[Saved data entries]
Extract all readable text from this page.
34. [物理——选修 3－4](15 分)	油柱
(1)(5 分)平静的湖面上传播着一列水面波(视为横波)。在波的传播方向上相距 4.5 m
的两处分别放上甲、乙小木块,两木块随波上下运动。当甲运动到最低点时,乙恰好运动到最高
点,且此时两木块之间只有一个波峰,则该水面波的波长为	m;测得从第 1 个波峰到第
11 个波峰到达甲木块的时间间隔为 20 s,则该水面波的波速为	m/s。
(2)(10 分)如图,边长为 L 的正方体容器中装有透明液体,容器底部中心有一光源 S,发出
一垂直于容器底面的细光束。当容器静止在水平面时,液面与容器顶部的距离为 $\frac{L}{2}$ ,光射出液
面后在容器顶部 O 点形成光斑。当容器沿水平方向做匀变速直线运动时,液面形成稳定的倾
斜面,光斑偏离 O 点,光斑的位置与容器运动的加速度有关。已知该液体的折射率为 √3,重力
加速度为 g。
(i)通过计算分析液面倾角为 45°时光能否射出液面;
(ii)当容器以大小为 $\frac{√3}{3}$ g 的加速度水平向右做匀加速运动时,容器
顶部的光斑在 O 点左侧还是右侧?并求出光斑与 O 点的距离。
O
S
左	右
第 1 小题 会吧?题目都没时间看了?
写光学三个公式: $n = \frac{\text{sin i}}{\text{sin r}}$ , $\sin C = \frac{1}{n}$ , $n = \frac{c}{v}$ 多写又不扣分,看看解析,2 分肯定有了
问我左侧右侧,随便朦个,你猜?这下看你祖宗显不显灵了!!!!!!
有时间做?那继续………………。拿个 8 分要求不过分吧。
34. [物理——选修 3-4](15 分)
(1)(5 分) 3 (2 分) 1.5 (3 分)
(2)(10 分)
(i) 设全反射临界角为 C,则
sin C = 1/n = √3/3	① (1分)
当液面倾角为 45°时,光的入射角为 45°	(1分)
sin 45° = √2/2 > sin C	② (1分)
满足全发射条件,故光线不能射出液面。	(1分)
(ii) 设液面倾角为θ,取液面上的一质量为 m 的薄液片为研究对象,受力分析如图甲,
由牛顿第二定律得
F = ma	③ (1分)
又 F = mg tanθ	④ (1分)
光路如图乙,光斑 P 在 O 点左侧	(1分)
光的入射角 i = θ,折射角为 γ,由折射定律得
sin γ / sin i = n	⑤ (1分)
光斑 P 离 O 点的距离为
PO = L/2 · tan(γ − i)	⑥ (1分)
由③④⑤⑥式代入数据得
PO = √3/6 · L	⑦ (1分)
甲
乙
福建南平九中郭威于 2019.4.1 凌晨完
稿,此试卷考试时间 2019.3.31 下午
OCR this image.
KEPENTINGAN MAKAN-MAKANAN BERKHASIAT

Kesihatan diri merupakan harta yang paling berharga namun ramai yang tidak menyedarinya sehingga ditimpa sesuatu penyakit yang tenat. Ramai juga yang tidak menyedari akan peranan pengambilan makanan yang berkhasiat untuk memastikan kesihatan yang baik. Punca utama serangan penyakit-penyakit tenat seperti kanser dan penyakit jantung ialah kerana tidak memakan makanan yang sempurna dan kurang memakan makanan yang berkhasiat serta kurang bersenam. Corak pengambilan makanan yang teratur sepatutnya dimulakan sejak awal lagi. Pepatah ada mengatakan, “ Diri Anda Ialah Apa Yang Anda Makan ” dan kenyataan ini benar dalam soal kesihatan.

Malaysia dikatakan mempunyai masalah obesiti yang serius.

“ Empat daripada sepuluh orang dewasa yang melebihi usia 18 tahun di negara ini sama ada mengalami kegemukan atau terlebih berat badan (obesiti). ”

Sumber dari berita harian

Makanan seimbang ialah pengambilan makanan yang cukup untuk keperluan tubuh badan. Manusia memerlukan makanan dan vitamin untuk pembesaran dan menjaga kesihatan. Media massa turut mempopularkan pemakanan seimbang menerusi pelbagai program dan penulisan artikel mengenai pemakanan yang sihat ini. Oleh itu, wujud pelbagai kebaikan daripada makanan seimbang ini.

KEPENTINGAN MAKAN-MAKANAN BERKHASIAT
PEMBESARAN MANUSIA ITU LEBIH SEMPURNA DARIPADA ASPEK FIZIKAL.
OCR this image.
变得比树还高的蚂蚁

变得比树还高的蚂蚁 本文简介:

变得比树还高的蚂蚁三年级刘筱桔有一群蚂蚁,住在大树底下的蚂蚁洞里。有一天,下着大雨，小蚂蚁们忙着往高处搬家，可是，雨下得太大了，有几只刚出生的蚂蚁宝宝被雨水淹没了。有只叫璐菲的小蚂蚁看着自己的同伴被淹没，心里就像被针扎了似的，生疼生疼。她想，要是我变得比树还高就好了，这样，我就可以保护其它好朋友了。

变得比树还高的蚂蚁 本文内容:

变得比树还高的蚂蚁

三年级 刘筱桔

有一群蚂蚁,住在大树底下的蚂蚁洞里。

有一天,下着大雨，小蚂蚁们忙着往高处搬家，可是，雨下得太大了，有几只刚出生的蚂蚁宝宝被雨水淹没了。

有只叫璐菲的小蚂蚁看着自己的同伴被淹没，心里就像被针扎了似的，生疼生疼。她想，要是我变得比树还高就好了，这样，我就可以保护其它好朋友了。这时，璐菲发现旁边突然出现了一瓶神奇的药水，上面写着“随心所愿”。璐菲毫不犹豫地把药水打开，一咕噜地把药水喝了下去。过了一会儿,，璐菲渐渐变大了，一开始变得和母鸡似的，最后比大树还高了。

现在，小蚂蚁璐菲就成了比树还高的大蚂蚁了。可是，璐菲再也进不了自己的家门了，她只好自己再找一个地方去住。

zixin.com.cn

◆ To be done
Search the data above for lines holding "有几只刚出生的蚂蚁宝宝被雨水淹没了" and copy each of them.

◆ Solution to the problem
变得比树还高的蚂蚁三年级刘筱桔有一群蚂蚁,住在大树底下的蚂蚁洞里。有一天,下着大雨，小蚂蚁们忙着往高处搬家，可是，雨下得太大了，有几只刚出生的蚂蚁宝宝被雨水淹没了。有只叫璐菲的小蚂蚁看着自己的同伴被淹没，心里就像被针扎了似的，生疼生疼。她想，要是我变得比树还高就好了，这样，我就可以保护其它好朋友了。
有一天,下着大雨，小蚂蚁们忙着往高处搬家，可是，雨下得太大了，有几只刚出生的蚂蚁宝宝被雨水淹没了。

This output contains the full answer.